**DIRECTIONS:** Copy each line exactly. Drop every picture.
---------- EXCERPTED DATA ----------
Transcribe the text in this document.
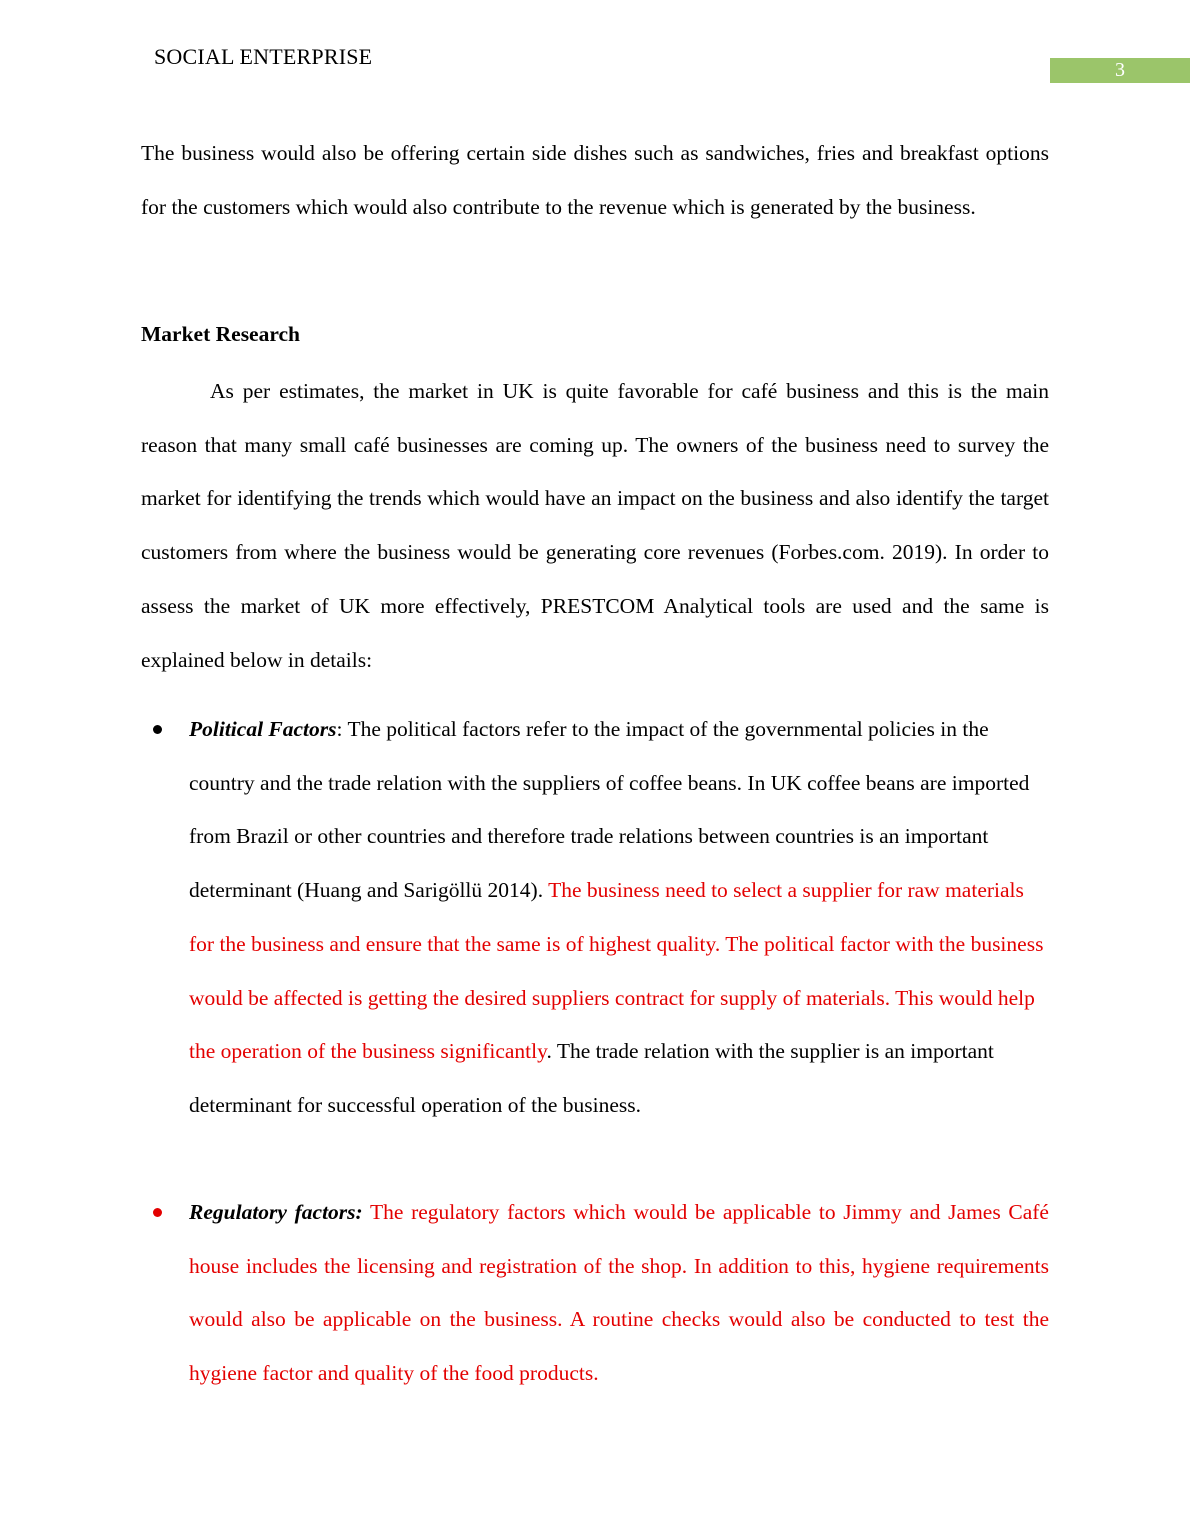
SOCIAL ENTERPRISE
3

The business would also be offering certain side dishes such as sandwiches, fries and breakfast options for the customers which would also contribute to the revenue which is generated by the business.

Market Research

As per estimates, the market in UK is quite favorable for café business and this is the main reason that many small café businesses are coming up. The owners of the business need to survey the market for identifying the trends which would have an impact on the business and also identify the target customers from where the business would be generating core revenues (Forbes.com. 2019). In order to assess the market of UK more effectively, PRESTCOM Analytical tools are used and the same is explained below in details:

Political Factors: The political factors refer to the impact of the governmental policies in the country and the trade relation with the suppliers of coffee beans. In UK coffee beans are imported from Brazil or other countries and therefore trade relations between countries is an important determinant (Huang and Sarigöllü 2014). The business need to select a supplier for raw materials for the business and ensure that the same is of highest quality. The political factor with the business would be affected is getting the desired suppliers contract for supply of materials. This would help the operation of the business significantly. The trade relation with the supplier is an important determinant for successful operation of the business.
Regulatory factors: The regulatory factors which would be applicable to Jimmy and James Café house includes the licensing and registration of the shop. In addition to this, hygiene requirements would also be applicable on the business. A routine checks would also be conducted to test the hygiene factor and quality of the food products.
----------
**FINAL RESULT:**
Transcribe the text in this document.
SOCIAL ENTERPRISE
3

The business would also be offering certain side dishes such as sandwiches, fries and breakfast options for the customers which would also contribute to the revenue which is generated by the business.

Market Research

As per estimates, the market in UK is quite favorable for café business and this is the main reason that many small café businesses are coming up. The owners of the business need to survey the market for identifying the trends which would have an impact on the business and also identify the target customers from where the business would be generating core revenues (Forbes.com. 2019). In order to assess the market of UK more effectively, PRESTCOM Analytical tools are used and the same is explained below in details:

Political Factors: The political factors refer to the impact of the governmental policies in the country and the trade relation with the suppliers of coffee beans. In UK coffee beans are imported from Brazil or other countries and therefore trade relations between countries is an important determinant (Huang and Sarigöllü 2014). The business need to select a supplier for raw materials for the business and ensure that the same is of highest quality. The political factor with the business would be affected is getting the desired suppliers contract for supply of materials. This would help the operation of the business significantly. The trade relation with the supplier is an important determinant for successful operation of the business.
Regulatory factors: The regulatory factors which would be applicable to Jimmy and James Café house includes the licensing and registration of the shop. In addition to this, hygiene requirements would also be applicable on the business. A routine checks would also be conducted to test the hygiene factor and quality of the food products.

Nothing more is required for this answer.